## DATA ENTRIES
========
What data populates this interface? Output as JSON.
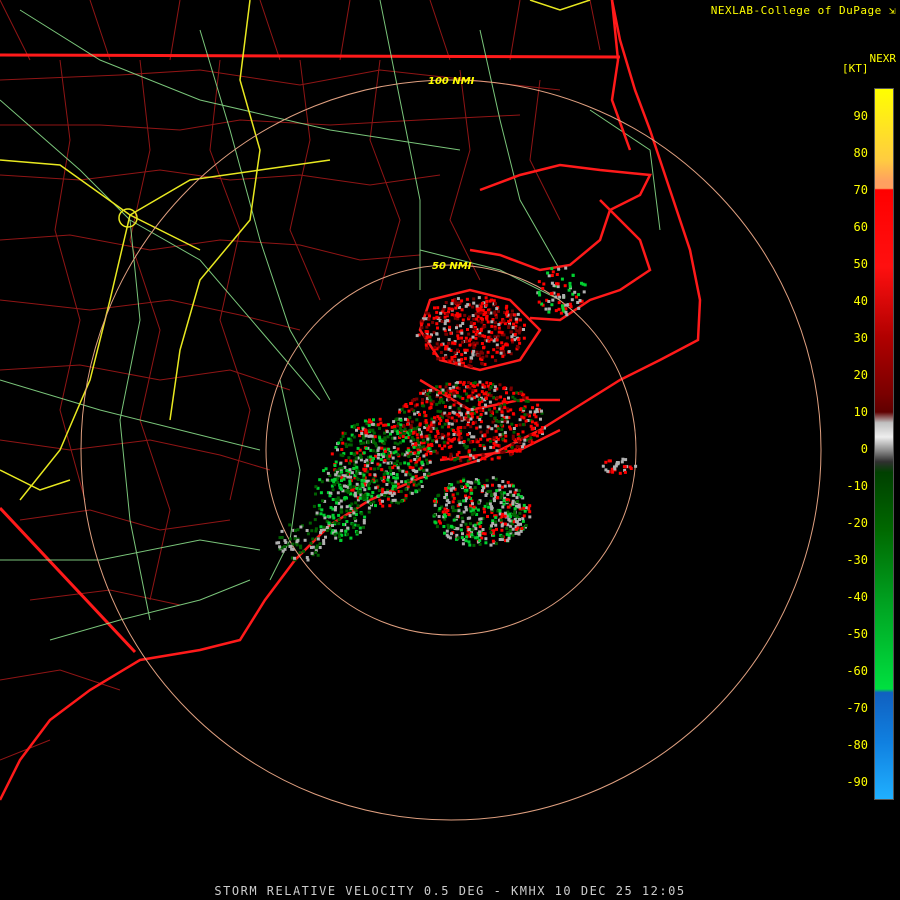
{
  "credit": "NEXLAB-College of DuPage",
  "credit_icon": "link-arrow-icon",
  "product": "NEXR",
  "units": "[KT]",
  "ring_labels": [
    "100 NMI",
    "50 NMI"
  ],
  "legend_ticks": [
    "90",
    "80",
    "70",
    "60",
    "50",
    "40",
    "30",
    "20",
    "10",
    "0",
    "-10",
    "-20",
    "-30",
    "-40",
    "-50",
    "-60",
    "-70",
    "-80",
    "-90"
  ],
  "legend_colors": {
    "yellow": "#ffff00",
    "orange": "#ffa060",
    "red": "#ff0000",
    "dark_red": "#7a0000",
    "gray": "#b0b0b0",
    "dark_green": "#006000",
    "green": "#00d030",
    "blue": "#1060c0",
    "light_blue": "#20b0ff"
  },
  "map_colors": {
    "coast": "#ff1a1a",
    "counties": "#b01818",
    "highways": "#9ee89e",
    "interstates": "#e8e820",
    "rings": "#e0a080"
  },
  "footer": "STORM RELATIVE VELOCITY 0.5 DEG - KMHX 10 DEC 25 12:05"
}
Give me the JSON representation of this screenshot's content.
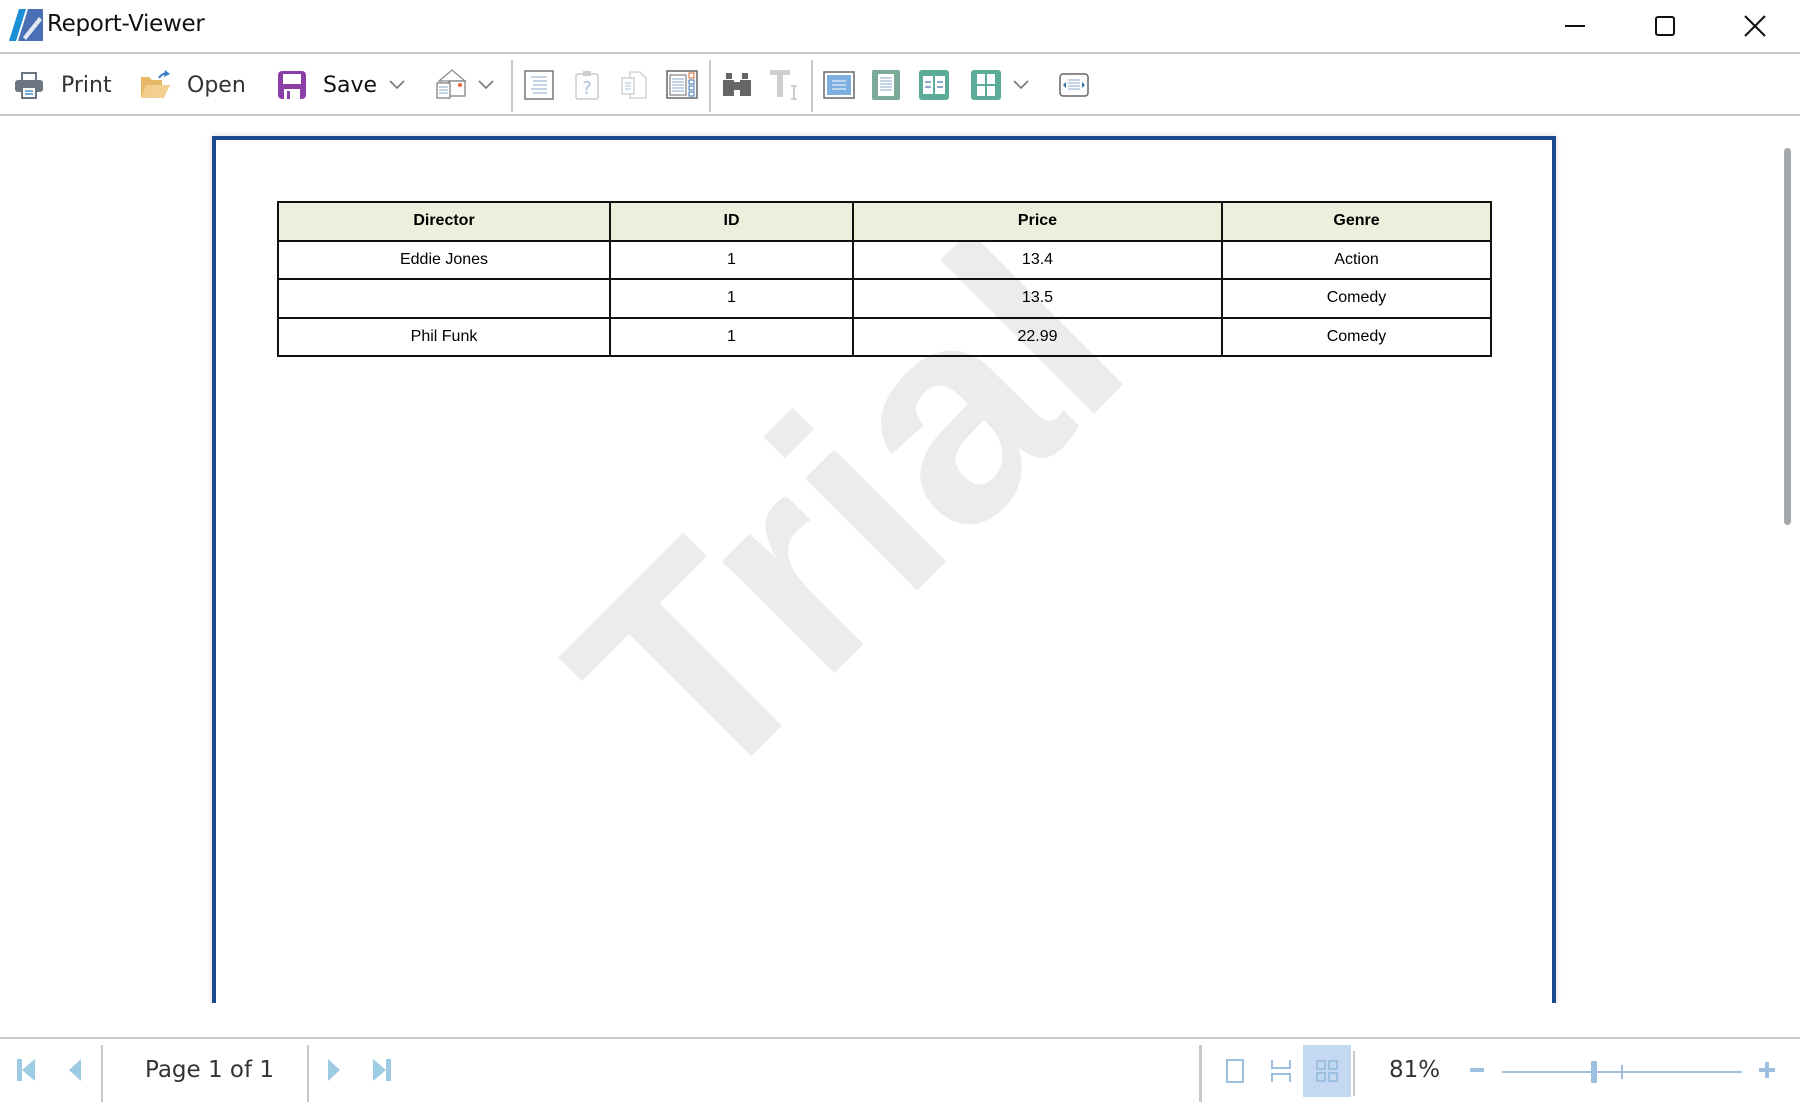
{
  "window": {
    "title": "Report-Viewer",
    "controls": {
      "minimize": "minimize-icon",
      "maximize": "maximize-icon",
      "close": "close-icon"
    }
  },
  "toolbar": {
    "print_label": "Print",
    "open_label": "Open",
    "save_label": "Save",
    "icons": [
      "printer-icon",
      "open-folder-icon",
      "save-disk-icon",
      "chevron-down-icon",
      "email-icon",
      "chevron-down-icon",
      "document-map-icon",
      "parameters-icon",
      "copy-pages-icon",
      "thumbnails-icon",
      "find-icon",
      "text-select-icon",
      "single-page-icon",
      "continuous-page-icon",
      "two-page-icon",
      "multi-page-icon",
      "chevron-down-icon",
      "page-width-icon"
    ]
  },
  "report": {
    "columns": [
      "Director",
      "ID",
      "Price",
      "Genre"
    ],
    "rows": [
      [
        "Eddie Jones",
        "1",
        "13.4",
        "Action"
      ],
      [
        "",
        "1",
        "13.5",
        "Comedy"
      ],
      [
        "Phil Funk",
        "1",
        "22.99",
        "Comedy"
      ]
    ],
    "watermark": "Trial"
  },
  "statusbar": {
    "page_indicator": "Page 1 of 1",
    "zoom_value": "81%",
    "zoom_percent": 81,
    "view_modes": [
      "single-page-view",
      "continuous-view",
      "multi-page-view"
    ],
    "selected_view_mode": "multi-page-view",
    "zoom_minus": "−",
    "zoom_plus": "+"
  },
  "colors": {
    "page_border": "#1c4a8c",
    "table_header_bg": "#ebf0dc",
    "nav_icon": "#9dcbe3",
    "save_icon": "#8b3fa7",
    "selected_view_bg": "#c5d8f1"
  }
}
========
## YOUR INSTRUCTIONS
Copy each line from the records above that includes the string "this".

## TASK ANSWER
What data populates this interface? Output as JSON.
Give me the JSON representation of this screenshot's content.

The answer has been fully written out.